# Instruction
Pick out and copy every line below that has the word "name".

----- Data lines

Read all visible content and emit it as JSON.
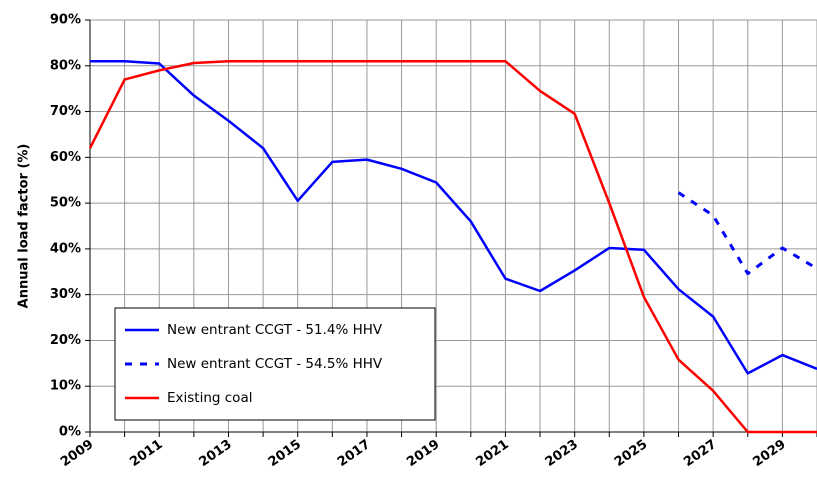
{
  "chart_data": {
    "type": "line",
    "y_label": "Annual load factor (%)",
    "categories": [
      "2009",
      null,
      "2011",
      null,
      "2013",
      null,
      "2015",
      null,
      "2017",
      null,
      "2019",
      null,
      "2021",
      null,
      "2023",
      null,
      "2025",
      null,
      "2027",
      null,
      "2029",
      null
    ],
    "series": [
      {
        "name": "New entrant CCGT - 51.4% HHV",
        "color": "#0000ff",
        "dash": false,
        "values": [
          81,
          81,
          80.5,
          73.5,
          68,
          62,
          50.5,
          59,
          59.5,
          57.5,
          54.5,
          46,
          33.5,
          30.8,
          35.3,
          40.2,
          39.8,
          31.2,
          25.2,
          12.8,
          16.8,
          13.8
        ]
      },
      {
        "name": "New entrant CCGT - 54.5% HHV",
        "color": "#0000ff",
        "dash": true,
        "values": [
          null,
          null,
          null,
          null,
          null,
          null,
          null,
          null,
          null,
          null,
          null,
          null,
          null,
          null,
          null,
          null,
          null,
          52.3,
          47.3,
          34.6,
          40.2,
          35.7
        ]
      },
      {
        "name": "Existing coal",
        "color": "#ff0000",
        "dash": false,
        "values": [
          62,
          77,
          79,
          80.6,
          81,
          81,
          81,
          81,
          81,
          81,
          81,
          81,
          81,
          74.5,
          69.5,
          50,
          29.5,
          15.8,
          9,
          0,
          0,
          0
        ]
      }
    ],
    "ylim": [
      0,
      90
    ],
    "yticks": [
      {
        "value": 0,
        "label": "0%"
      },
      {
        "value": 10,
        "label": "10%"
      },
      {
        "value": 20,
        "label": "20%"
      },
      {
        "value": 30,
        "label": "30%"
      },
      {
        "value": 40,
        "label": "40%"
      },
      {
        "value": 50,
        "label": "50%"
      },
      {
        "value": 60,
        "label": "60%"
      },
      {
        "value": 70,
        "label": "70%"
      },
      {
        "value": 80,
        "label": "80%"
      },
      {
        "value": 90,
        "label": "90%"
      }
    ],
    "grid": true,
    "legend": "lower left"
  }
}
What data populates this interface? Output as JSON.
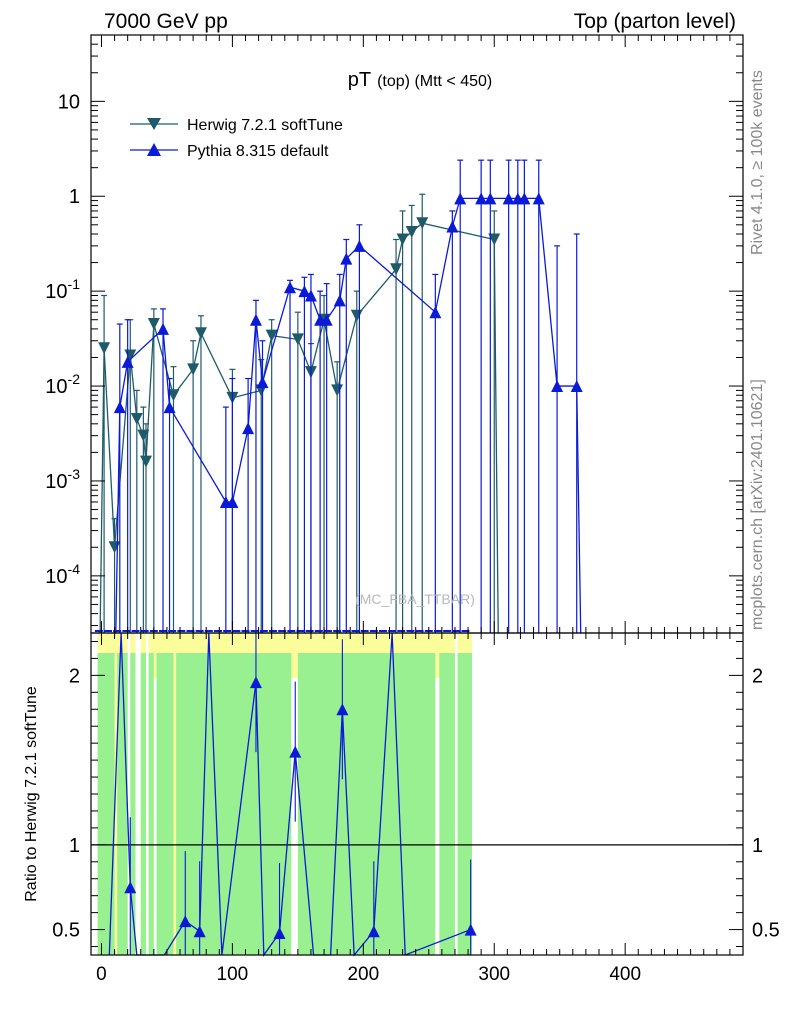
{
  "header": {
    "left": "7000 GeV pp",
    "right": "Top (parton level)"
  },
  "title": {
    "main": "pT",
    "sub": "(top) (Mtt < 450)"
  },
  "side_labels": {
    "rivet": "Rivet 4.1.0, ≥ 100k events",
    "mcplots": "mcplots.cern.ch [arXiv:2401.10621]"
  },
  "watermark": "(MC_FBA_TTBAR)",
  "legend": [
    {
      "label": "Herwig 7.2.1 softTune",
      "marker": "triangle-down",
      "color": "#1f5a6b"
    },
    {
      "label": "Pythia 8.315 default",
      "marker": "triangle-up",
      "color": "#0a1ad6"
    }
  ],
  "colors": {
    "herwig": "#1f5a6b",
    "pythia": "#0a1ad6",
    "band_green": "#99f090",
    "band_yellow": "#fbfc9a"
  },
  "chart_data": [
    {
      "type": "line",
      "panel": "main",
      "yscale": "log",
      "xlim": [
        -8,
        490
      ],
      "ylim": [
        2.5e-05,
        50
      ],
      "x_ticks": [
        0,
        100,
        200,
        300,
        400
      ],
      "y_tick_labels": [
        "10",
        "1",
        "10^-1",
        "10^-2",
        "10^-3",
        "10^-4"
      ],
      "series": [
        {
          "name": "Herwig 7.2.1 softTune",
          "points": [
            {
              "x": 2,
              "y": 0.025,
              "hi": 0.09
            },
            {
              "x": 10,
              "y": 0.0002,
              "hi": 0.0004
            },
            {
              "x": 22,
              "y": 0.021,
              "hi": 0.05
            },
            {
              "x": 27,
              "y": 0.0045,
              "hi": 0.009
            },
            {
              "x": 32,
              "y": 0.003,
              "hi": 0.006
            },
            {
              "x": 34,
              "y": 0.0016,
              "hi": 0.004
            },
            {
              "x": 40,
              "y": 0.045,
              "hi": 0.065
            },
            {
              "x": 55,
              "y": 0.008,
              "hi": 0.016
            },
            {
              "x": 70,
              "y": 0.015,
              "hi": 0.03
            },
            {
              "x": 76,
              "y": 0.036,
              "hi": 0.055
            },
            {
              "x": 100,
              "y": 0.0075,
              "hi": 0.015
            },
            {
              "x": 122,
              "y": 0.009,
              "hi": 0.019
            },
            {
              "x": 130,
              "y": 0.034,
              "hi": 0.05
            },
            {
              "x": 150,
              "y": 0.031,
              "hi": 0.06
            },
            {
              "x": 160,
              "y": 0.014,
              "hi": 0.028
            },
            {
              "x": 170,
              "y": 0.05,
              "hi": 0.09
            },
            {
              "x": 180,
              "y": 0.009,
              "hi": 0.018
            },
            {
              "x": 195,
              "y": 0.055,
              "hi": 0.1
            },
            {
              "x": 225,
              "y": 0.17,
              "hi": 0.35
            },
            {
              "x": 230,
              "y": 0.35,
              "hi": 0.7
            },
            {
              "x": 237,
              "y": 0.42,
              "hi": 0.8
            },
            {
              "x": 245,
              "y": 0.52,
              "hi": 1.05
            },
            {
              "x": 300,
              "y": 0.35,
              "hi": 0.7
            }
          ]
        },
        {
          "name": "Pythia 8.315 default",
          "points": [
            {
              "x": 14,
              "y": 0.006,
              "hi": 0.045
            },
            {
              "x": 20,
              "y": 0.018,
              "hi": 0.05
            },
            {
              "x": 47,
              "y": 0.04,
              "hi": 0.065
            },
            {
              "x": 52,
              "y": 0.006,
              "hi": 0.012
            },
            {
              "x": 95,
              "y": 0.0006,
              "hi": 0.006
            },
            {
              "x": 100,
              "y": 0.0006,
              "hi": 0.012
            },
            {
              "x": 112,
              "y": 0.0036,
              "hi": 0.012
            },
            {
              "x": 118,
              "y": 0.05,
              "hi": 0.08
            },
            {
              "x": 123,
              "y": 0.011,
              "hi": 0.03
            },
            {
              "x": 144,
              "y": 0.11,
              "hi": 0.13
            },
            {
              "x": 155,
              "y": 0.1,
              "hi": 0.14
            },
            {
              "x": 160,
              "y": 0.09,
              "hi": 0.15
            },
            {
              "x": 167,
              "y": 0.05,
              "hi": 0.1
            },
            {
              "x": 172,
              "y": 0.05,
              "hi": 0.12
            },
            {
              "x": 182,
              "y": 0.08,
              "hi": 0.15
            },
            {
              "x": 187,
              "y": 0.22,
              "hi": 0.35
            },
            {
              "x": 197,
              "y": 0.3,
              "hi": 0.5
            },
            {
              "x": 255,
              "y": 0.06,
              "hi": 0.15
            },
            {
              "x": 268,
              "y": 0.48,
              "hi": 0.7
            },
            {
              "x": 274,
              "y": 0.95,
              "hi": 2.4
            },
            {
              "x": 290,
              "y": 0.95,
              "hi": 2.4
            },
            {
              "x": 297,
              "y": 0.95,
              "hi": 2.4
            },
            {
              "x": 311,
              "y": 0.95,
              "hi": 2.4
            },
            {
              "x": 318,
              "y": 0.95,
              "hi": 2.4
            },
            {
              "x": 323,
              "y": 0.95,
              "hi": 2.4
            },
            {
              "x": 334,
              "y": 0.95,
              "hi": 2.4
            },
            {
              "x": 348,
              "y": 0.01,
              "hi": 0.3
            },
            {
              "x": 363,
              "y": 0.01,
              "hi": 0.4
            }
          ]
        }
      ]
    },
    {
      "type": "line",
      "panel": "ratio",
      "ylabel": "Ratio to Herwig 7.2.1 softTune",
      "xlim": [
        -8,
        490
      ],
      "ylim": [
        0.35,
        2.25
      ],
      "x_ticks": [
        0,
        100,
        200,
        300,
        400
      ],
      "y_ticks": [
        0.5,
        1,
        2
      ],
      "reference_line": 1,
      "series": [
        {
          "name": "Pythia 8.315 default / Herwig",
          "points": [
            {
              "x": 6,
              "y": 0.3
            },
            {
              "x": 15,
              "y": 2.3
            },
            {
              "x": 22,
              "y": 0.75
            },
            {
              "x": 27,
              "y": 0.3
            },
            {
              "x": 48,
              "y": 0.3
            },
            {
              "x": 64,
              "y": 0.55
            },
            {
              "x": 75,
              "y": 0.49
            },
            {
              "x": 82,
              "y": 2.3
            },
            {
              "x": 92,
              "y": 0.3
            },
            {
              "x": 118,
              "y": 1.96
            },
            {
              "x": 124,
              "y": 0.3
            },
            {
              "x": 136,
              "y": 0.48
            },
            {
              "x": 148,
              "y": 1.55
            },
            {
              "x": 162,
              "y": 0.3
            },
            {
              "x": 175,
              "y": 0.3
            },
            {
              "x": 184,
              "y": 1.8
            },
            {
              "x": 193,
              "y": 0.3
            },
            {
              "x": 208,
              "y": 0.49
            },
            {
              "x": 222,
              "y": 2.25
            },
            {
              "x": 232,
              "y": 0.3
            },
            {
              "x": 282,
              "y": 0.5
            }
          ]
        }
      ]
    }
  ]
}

----------

# Output
        "name": "New entrant CCGT - 51.4% HHV",
        "name": "New entrant CCGT - 54.5% HHV",
        "name": "Existing coal",
          "name": "Herwig 7.2.1 softTune",
          "name": "Pythia 8.315 default",
          "name": "Pythia 8.315 default / Herwig",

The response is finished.